Given exercise >> Search the listing below for the word "marker" and copy each line that holds it.

Given records >>
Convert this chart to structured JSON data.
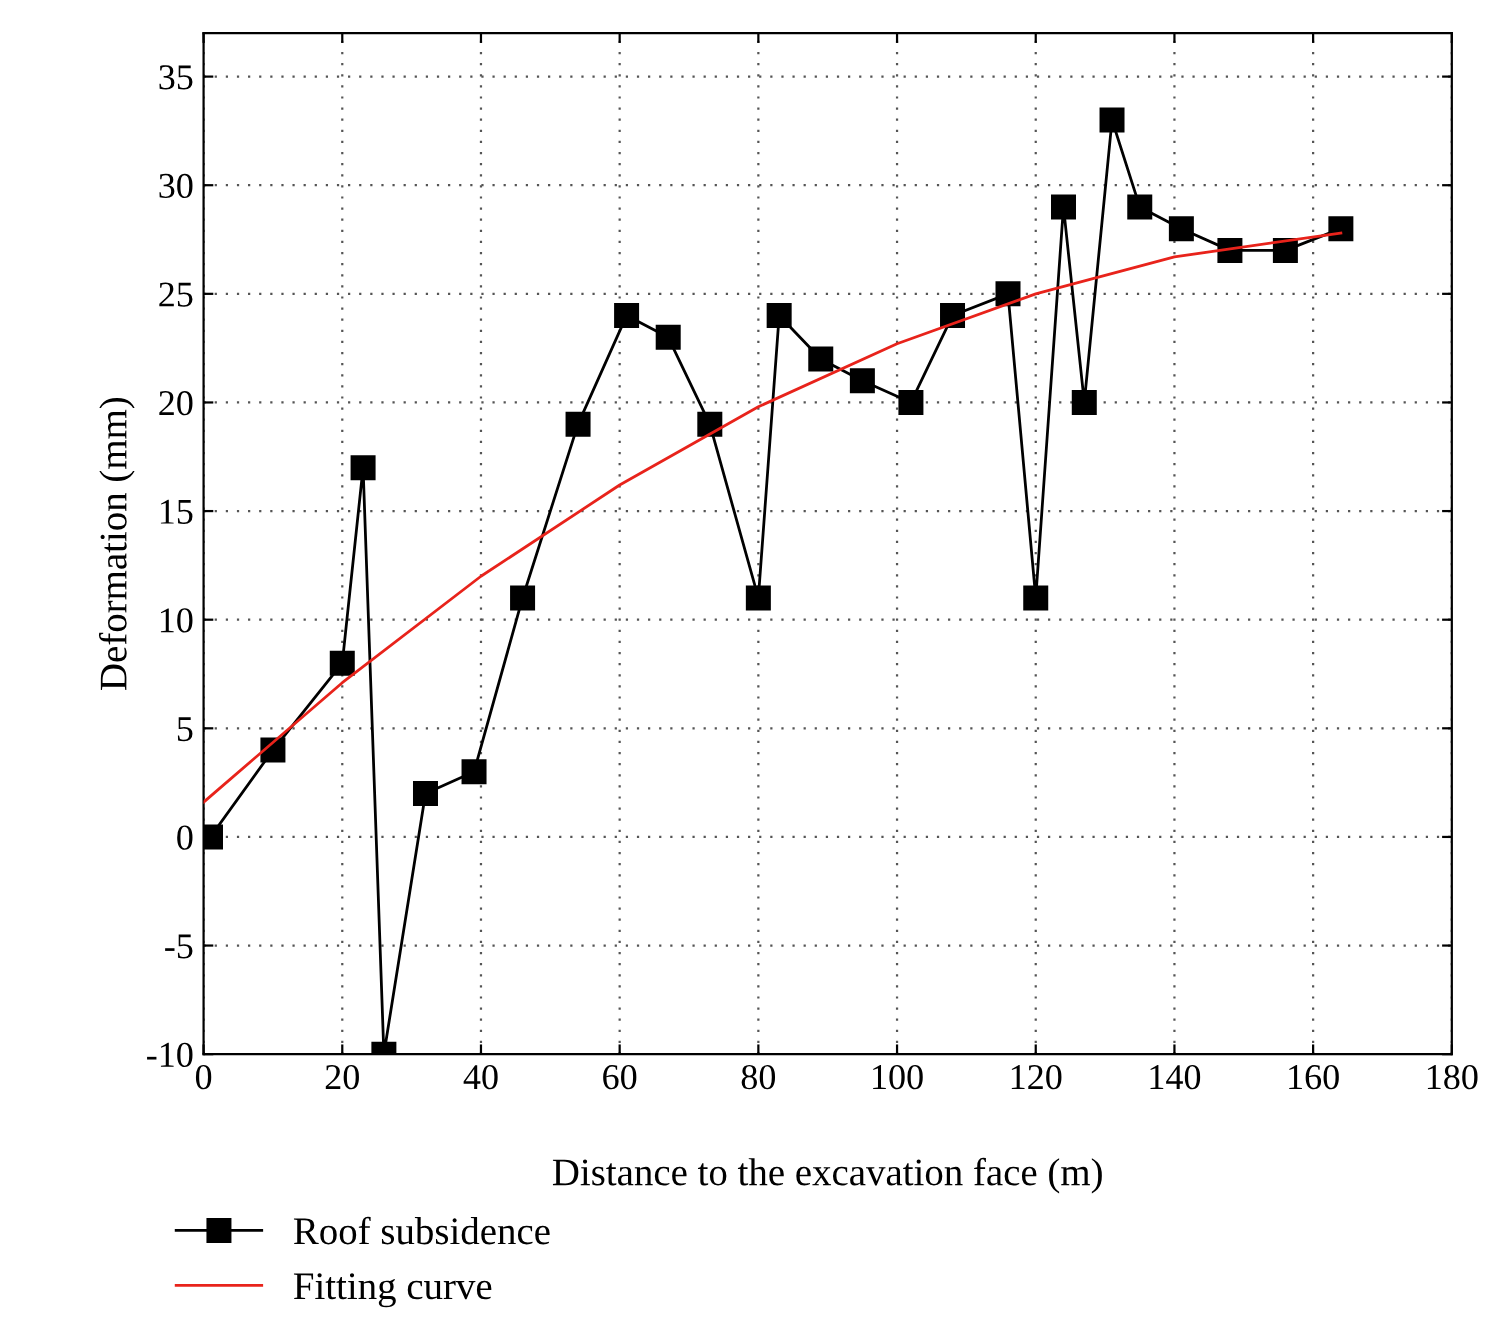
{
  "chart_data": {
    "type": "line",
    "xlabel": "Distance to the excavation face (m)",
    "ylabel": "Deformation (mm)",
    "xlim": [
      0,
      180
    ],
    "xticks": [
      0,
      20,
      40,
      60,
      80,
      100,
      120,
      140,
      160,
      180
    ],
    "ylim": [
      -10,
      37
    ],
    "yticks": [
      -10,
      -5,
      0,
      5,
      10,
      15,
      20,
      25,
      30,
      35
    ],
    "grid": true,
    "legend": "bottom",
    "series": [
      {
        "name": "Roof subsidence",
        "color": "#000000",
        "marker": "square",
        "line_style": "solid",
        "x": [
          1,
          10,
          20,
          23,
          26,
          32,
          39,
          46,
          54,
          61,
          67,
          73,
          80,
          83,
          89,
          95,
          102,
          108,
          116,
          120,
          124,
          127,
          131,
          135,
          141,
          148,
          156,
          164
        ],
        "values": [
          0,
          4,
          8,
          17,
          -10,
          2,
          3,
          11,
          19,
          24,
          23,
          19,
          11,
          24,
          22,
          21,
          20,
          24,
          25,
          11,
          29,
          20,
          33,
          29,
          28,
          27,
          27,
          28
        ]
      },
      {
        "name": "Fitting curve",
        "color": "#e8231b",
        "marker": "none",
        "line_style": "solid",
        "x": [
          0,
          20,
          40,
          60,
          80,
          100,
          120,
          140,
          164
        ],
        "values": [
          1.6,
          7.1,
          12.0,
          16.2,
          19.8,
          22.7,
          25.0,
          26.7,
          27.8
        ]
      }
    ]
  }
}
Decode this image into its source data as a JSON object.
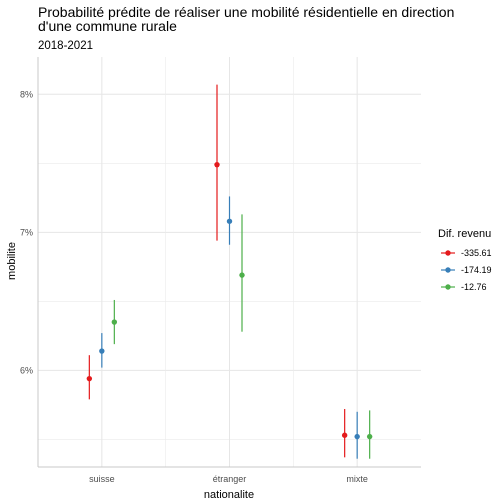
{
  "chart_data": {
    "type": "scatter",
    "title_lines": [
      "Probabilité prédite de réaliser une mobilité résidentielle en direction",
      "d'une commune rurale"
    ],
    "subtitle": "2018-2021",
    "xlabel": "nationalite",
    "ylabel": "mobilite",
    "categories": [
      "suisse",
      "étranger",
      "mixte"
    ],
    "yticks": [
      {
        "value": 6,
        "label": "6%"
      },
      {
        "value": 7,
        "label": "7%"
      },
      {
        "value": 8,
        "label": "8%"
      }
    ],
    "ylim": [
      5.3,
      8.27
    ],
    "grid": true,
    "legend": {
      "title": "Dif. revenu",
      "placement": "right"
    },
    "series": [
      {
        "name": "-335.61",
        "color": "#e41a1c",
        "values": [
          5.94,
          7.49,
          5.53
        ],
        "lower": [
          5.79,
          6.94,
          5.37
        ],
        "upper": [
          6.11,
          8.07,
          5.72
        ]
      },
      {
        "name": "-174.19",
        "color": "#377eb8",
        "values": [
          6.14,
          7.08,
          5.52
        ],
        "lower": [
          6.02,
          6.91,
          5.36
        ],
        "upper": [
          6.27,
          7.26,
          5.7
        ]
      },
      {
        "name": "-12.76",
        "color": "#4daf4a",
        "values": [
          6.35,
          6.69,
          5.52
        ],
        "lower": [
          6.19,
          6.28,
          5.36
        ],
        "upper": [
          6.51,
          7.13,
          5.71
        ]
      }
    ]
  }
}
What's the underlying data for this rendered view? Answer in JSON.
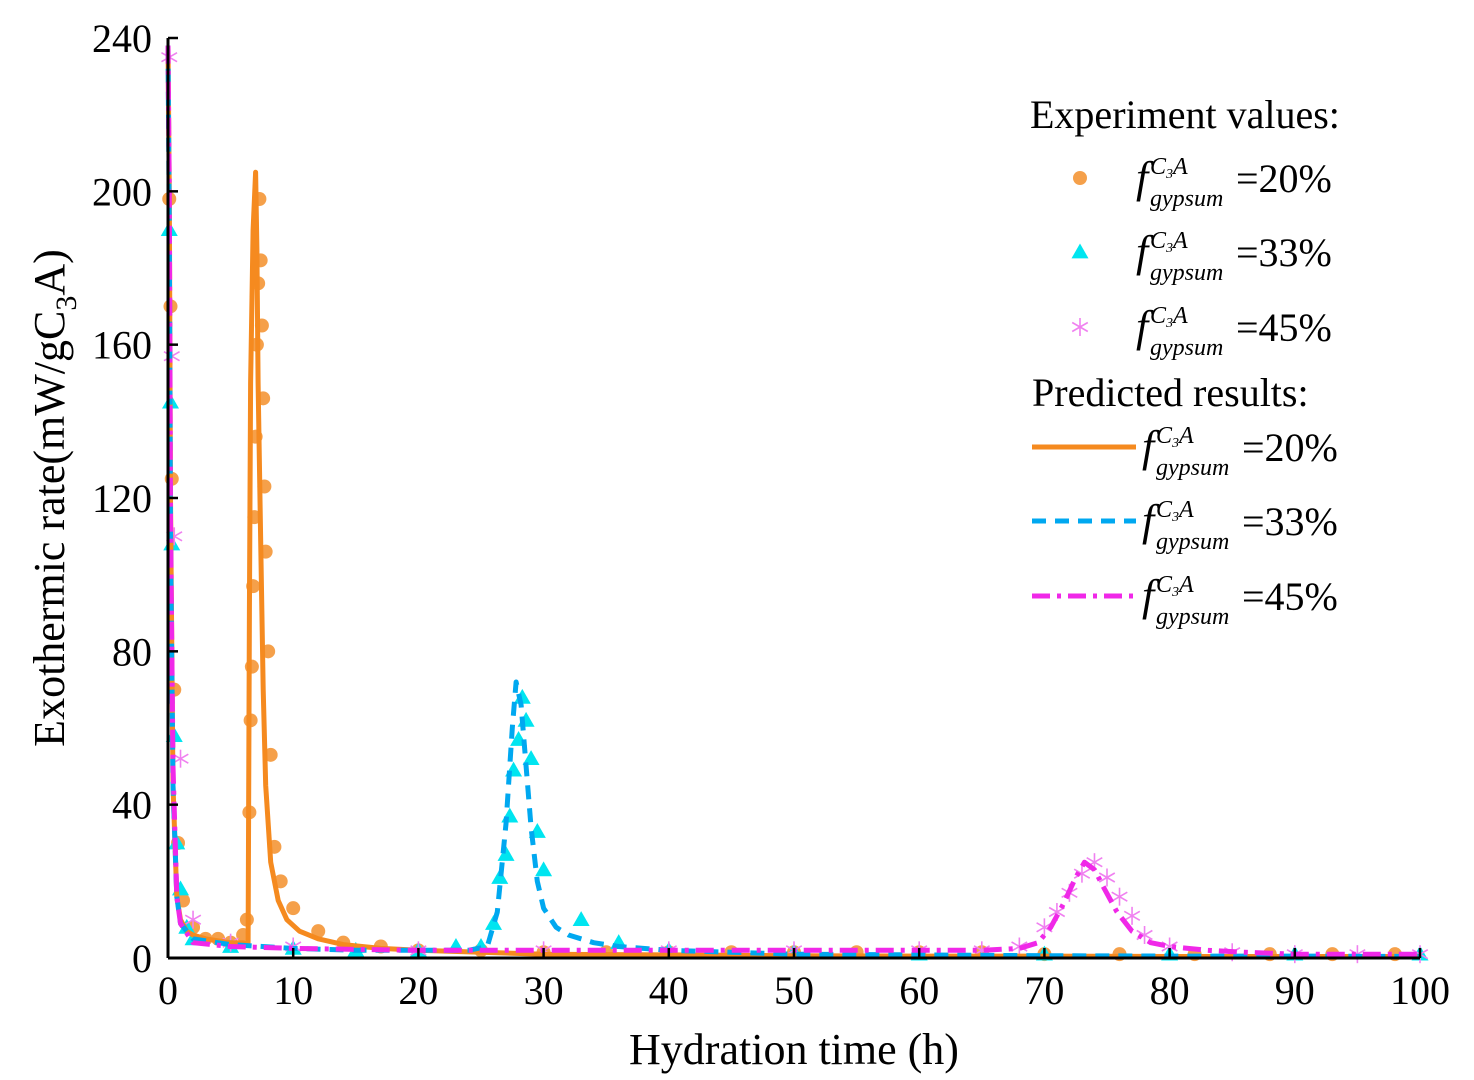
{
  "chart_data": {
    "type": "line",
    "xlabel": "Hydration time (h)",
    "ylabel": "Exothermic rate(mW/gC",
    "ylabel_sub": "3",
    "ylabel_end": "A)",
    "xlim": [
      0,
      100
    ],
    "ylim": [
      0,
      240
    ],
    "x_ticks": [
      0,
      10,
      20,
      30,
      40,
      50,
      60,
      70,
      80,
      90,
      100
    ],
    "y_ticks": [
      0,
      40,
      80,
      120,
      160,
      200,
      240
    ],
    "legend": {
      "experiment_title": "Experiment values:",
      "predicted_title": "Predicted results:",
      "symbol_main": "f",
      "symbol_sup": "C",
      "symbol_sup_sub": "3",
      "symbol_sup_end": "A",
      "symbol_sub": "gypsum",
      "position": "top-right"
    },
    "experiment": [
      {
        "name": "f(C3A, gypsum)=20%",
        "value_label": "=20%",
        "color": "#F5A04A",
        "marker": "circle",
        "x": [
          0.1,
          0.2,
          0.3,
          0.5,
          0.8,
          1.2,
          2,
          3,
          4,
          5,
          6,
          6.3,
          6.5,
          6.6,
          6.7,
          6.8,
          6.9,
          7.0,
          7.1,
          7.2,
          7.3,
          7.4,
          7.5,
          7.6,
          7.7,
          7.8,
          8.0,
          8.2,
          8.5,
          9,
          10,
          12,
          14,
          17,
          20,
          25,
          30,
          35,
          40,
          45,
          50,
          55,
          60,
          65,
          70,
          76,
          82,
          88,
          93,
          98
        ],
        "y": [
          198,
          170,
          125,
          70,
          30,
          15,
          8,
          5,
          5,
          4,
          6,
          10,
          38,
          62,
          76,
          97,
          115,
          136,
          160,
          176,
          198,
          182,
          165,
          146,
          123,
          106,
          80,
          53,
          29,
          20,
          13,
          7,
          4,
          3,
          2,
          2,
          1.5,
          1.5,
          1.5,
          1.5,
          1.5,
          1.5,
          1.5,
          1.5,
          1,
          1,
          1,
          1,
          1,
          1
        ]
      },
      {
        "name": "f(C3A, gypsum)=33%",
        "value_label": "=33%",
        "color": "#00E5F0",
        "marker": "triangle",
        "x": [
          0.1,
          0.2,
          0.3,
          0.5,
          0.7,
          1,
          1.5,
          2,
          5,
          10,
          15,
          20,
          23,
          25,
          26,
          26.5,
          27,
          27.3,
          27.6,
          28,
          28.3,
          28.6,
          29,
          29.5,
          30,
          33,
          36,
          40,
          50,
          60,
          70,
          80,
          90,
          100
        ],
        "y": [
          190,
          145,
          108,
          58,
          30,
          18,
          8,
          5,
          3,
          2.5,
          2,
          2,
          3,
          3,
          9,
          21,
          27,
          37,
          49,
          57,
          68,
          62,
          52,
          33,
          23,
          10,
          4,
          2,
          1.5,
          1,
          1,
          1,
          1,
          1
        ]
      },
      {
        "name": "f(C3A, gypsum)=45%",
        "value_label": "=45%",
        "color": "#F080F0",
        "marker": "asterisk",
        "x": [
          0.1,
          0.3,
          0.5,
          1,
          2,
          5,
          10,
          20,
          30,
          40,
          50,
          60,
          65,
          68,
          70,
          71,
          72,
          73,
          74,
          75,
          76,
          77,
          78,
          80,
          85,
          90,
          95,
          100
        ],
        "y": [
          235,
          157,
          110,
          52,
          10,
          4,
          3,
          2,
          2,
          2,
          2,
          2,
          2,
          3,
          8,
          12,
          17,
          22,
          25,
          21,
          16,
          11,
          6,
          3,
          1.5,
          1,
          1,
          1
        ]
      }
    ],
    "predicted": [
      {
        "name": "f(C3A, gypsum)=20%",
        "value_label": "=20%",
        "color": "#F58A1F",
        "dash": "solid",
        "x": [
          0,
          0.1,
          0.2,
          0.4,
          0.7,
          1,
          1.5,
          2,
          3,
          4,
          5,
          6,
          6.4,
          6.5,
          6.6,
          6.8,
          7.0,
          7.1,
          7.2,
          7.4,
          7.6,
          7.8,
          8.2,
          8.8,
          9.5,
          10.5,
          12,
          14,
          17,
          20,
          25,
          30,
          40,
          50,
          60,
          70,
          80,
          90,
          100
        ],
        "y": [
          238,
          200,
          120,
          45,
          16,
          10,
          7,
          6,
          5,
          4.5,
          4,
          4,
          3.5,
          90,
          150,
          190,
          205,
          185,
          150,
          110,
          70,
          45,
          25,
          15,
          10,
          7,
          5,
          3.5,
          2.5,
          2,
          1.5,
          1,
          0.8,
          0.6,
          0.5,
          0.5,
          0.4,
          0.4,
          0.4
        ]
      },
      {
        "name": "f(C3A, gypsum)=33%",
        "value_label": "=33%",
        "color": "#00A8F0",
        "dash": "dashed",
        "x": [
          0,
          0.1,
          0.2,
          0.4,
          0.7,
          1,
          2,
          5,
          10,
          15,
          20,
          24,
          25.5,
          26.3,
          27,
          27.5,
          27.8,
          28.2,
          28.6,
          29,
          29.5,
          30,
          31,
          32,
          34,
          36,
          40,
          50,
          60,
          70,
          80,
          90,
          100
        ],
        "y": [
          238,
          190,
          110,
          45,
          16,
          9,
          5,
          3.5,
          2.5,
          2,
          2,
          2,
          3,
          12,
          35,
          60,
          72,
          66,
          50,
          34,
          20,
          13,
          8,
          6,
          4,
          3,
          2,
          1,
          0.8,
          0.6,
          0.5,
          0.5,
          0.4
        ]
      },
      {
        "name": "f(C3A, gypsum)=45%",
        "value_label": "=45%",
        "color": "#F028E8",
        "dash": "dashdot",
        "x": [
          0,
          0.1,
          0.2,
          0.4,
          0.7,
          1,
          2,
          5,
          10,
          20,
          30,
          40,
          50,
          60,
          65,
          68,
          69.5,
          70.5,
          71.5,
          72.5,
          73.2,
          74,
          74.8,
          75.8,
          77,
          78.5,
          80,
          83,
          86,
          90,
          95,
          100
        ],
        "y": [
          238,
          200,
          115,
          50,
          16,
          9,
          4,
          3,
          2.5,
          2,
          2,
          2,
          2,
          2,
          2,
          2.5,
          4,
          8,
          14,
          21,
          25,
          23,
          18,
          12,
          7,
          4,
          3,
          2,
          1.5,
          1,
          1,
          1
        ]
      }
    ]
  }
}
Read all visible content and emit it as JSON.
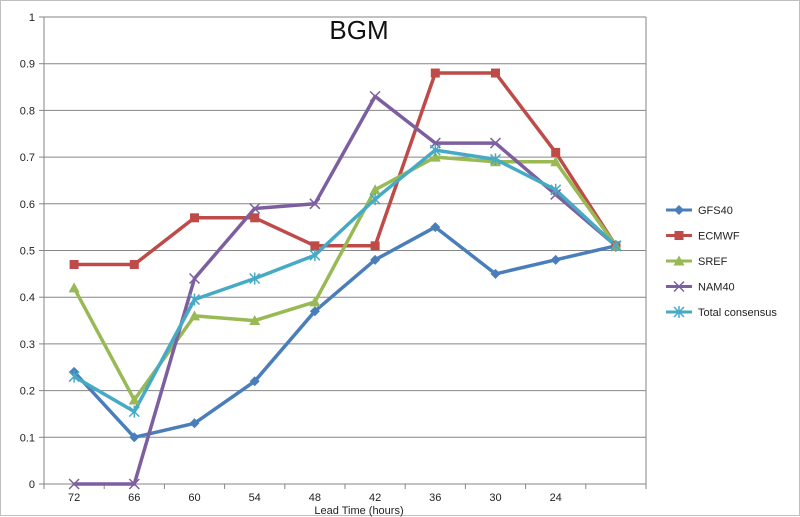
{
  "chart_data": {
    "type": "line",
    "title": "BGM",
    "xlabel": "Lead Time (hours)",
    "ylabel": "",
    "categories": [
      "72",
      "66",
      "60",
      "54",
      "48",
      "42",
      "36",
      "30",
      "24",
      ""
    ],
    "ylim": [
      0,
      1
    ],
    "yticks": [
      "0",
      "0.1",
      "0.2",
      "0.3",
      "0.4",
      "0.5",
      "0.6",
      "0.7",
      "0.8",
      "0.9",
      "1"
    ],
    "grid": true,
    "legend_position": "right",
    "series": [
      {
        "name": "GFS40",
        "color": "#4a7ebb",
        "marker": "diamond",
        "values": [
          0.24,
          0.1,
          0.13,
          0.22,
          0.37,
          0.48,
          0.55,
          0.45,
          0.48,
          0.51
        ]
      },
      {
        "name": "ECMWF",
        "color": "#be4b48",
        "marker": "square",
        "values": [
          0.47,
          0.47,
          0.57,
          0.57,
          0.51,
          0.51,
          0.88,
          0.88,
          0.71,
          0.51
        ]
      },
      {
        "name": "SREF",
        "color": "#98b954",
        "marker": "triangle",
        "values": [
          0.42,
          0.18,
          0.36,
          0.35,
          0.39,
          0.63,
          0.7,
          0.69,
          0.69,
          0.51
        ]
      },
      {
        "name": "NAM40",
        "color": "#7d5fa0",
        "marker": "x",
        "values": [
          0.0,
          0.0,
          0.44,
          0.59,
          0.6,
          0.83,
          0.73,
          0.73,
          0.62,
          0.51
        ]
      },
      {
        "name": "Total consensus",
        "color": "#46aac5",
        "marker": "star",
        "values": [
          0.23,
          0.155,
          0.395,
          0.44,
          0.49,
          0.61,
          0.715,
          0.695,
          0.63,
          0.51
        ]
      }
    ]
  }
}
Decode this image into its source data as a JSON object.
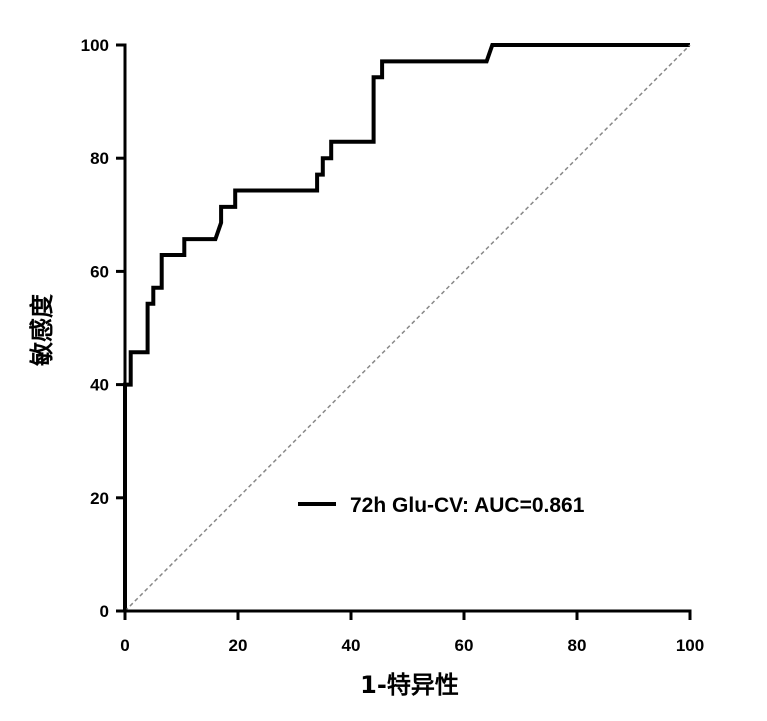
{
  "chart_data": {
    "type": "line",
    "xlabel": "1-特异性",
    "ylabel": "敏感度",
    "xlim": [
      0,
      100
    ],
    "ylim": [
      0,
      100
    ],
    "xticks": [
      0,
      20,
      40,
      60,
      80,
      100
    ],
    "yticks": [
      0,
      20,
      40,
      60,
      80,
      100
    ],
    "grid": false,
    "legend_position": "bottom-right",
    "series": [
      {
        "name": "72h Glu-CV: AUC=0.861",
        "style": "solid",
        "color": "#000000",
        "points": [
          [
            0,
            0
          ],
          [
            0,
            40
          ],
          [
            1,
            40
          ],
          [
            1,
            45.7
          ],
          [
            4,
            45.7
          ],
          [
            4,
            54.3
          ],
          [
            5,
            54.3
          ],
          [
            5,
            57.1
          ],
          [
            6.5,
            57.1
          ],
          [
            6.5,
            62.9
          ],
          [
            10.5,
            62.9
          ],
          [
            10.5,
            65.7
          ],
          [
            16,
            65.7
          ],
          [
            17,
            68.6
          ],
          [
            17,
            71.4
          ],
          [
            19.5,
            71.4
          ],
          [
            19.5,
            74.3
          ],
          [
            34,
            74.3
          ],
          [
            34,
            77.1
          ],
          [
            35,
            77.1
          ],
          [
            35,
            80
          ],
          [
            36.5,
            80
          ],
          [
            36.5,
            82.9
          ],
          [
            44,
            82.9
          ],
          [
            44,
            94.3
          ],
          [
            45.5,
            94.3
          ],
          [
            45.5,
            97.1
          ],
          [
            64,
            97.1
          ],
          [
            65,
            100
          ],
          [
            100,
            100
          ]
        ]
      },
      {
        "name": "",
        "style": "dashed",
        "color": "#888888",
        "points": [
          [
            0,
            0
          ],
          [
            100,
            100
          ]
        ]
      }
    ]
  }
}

Solved problem >>
        "marker": "square",
        "marker": "none",
        "marker": "circle",
        "marker": "triangle",
        "marker": "asterisk",
        "marker": "diamond",
        "marker": "square",
        "marker": "triangle",
        "marker": "x",
        "marker": "star",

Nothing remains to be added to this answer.